--- begin DATASET ROWS ---

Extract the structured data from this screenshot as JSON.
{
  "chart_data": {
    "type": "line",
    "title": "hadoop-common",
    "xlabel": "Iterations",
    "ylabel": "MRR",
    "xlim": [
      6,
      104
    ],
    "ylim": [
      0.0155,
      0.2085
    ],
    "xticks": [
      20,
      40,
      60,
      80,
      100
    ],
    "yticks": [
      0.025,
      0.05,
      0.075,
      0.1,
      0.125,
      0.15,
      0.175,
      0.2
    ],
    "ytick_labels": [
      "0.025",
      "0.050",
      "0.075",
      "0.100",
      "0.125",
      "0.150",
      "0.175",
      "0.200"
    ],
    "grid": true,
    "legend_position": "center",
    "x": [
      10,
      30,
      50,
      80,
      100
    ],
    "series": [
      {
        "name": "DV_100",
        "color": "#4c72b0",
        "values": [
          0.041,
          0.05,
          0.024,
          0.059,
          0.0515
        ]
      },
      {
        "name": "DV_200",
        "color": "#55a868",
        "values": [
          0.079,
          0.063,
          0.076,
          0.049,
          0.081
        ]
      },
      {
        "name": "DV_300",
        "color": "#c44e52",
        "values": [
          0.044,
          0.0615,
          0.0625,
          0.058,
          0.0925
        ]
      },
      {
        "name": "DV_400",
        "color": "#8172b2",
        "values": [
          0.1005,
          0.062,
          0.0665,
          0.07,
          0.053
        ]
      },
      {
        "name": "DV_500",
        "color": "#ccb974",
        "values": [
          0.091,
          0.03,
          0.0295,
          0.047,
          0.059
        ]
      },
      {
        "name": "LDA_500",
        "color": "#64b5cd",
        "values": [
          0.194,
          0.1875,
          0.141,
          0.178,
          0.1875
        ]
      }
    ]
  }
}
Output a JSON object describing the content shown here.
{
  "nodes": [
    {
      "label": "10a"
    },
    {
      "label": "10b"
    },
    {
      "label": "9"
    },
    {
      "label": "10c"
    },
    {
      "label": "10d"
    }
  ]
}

--- end DATASET ROWS ---

YOUR GOAL
Write out every line of the entries that holds the word "name".

SOLUTION
        "name": "DV_100",
        "name": "DV_200",
        "name": "DV_300",
        "name": "DV_400",
        "name": "DV_500",
        "name": "LDA_500",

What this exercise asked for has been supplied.